Stated problem: Determine the number of lines in the listing below where the string "grid" occurs; answer with the number alone.

[Saved data entries]
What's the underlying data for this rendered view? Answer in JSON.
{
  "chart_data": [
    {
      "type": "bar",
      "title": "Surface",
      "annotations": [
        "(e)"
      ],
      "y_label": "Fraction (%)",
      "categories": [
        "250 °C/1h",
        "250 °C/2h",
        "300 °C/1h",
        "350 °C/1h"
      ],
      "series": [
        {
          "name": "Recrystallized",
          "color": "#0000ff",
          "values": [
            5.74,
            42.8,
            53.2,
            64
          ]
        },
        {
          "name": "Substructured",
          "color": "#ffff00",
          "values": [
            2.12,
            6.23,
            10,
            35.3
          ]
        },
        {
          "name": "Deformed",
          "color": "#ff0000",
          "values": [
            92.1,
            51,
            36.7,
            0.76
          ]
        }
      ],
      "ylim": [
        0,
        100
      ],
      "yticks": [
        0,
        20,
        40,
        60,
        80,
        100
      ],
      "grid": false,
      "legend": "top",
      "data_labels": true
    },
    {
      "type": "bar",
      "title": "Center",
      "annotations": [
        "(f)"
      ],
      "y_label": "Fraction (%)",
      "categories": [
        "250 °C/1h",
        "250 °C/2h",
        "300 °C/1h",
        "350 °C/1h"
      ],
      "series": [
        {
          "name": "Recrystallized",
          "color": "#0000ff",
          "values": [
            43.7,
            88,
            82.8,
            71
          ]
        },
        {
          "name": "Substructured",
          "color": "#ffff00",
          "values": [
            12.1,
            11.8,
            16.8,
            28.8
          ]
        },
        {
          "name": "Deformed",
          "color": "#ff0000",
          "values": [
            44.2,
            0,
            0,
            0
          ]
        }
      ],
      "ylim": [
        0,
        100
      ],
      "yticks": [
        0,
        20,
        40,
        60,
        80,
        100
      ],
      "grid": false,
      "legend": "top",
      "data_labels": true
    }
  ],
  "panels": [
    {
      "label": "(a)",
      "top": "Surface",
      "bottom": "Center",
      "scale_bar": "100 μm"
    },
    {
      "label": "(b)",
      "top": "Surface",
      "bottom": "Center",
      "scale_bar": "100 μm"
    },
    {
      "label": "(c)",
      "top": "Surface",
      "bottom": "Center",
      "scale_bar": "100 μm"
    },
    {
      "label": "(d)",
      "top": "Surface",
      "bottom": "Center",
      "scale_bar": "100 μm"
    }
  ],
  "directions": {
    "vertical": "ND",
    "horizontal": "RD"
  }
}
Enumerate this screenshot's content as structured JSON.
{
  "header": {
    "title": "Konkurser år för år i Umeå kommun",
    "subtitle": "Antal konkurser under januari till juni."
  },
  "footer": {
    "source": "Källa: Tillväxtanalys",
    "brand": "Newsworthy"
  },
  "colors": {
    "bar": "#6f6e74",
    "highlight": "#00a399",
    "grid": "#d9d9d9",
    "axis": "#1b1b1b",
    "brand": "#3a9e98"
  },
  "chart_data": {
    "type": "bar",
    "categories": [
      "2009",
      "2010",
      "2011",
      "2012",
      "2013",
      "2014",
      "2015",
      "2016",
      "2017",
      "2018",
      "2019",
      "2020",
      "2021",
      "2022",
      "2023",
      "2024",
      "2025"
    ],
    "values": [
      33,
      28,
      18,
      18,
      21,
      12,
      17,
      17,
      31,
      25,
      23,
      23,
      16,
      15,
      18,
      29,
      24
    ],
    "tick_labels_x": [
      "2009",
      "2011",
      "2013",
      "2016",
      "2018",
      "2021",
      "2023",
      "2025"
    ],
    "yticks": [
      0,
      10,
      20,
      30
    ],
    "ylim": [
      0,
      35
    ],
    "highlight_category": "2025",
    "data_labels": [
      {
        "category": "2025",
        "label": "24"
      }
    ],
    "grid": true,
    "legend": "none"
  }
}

Task solution: 4